__Exercise objective__.
Look through the lines and report how many include the word "культурного", giving nothing but the number.

__Listed records__.

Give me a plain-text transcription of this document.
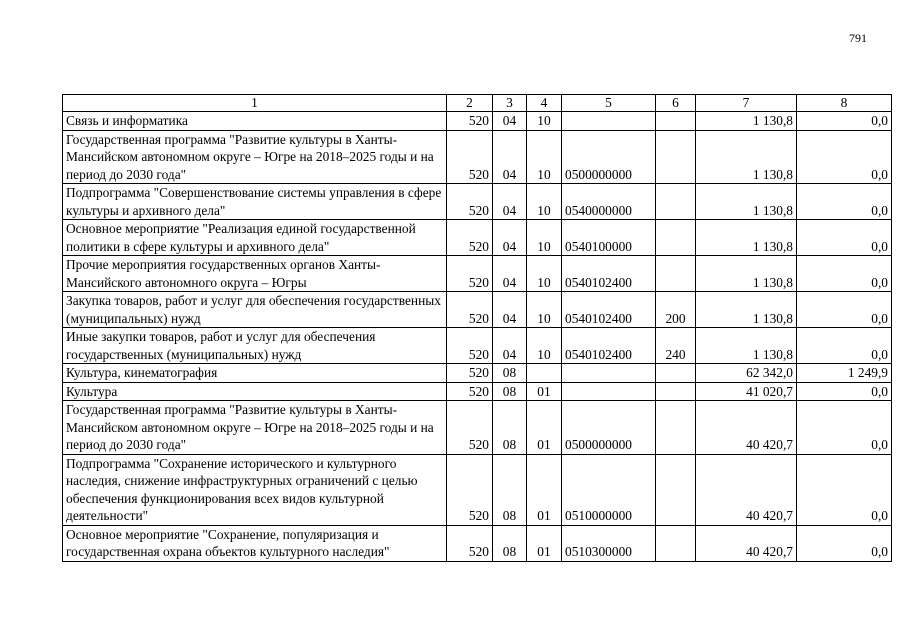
791
1	2	3	4	5	6	7	8
Связь и информатика	520	04	10			1 130,8	0,0
Государственная программа "Развитие культуры в Ханты-Мансийском автономном округе – Югре на 2018–2025 годы и на период до 2030 года"	520	04	10	0500000000		1 130,8	0,0
Подпрограмма "Совершенствование системы управления в сфере культуры и архивного дела"	520	04	10	0540000000		1 130,8	0,0
Основное мероприятие "Реализация единой государственной политики в сфере культуры и архивного дела"	520	04	10	0540100000		1 130,8	0,0
Прочие мероприятия государственных органов Ханты-Мансийского автономного округа – Югры	520	04	10	0540102400		1 130,8	0,0
Закупка товаров, работ и услуг для обеспечения государственных (муниципальных) нужд	520	04	10	0540102400	200	1 130,8	0,0
Иные закупки товаров, работ и услуг для обеспечения государственных (муниципальных) нужд	520	04	10	0540102400	240	1 130,8	0,0
Культура, кинематография	520	08				62 342,0	1 249,9
Культура	520	08	01			41 020,7	0,0
Государственная программа "Развитие культуры в Ханты-Мансийском автономном округе – Югре на 2018–2025 годы и на период до 2030 года"	520	08	01	0500000000		40 420,7	0,0
Подпрограмма "Сохранение исторического и культурного наследия, снижение инфраструктурных ограничений с целью обеспечения функционирования всех видов культурной деятельности"	520	08	01	0510000000		40 420,7	0,0
Основное мероприятие "Сохранение, популяризация и государственная охрана объектов культурного наследия"	520	08	01	0510300000		40 420,7	0,0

__Task solution__.
2